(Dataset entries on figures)

** START **

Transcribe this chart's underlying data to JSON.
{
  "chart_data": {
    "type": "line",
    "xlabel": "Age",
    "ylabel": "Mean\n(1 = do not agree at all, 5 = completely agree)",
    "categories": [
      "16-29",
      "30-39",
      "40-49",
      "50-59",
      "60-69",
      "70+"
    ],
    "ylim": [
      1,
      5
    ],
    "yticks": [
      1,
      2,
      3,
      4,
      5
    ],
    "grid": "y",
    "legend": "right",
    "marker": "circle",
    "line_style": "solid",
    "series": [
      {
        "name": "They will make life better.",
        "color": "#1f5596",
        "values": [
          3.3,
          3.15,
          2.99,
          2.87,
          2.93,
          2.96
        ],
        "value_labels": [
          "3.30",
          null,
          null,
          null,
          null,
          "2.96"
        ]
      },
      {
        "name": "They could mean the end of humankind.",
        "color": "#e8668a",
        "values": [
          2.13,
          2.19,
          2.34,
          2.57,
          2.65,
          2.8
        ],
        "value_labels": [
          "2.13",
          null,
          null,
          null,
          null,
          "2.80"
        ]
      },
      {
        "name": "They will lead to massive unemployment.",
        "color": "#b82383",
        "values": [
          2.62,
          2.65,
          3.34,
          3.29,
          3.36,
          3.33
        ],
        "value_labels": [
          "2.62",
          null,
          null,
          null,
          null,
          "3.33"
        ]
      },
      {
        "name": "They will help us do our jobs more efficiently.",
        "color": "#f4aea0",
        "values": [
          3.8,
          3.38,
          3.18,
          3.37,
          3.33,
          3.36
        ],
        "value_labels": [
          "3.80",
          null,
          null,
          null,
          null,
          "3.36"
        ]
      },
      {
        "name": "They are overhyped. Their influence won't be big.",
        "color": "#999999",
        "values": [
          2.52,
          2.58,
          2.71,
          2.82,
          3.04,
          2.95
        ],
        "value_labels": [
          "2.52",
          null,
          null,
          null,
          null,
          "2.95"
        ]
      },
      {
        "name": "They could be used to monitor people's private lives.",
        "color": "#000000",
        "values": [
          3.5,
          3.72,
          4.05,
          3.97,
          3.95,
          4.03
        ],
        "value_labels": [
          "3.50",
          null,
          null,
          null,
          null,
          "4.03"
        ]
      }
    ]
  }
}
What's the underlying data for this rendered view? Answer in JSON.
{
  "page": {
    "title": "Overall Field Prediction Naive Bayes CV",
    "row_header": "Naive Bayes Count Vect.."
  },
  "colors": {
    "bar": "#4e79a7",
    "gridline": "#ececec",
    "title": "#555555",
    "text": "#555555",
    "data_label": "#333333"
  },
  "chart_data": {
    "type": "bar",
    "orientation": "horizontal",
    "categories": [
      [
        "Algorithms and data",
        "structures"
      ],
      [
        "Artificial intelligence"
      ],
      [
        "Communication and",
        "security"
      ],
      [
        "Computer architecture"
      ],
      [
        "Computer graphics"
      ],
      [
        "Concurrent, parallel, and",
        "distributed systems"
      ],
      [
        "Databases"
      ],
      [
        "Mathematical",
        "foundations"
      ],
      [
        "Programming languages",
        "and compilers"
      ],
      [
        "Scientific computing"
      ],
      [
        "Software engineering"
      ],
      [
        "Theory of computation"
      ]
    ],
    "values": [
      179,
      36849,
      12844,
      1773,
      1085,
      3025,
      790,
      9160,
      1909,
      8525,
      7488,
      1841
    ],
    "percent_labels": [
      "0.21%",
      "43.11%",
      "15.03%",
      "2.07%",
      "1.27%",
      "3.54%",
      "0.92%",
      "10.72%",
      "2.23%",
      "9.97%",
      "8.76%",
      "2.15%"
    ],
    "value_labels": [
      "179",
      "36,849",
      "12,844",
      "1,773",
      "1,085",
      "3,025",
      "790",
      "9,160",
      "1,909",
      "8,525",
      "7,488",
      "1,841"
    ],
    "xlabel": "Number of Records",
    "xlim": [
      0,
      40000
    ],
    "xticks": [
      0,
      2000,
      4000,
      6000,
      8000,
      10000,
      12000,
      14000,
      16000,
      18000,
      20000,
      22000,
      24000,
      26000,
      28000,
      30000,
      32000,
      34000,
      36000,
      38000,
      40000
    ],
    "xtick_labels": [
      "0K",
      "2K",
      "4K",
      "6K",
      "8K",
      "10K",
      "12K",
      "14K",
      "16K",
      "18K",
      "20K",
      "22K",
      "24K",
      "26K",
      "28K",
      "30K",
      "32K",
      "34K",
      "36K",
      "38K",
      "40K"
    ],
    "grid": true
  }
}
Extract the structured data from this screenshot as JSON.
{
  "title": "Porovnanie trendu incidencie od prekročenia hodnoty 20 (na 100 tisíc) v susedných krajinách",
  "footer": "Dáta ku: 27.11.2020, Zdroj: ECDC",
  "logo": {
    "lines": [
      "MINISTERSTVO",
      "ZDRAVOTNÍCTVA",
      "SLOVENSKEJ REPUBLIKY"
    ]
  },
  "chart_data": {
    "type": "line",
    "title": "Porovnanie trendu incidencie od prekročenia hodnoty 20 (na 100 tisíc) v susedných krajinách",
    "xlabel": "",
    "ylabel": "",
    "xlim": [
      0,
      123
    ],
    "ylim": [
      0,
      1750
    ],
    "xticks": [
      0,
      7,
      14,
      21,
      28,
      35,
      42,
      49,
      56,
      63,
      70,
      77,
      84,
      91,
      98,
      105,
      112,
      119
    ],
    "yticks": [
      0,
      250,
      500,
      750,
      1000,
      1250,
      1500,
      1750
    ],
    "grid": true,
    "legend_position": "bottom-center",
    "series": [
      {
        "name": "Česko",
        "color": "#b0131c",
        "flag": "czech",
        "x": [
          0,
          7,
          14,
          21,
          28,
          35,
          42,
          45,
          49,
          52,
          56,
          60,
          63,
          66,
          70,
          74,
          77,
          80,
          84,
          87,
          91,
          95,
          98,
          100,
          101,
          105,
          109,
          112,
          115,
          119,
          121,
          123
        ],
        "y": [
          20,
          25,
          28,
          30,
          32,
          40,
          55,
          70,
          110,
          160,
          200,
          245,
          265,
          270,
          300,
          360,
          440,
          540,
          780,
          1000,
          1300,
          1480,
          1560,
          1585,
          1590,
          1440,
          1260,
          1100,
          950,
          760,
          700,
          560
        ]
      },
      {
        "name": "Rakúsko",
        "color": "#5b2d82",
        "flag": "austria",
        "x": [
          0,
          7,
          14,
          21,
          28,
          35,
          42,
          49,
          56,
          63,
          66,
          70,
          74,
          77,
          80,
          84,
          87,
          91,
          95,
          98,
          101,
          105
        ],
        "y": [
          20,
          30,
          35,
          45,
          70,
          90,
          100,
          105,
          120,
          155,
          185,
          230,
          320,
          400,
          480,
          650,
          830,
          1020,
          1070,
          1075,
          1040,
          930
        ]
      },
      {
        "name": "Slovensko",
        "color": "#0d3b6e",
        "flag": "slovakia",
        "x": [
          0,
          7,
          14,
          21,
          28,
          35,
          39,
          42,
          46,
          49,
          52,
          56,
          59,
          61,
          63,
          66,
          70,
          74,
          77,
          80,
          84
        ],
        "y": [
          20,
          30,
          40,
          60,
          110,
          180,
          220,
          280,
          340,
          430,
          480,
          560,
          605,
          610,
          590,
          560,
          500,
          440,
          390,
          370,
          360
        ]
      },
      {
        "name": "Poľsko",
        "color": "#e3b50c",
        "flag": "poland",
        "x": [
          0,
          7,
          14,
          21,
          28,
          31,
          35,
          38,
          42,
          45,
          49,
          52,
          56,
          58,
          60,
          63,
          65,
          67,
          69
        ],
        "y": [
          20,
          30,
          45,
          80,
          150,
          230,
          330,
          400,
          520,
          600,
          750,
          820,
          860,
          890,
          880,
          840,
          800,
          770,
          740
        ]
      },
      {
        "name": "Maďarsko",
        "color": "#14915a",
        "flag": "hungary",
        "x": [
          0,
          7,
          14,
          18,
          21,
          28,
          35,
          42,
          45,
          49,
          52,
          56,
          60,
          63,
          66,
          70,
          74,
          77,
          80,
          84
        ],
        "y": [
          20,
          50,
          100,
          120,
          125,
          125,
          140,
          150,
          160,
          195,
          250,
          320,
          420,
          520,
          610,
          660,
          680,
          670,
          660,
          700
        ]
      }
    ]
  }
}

** END **

• Exercise goal
Gather all lines from the listing above in which "krajinách" occurs.

• Solution to the problem
  "title": "Porovnanie trendu incidencie od prekročenia hodnoty 20 (na 100 tisíc) v susedných krajinách",
    "title": "Porovnanie trendu incidencie od prekročenia hodnoty 20 (na 100 tisíc) v susedných krajinách",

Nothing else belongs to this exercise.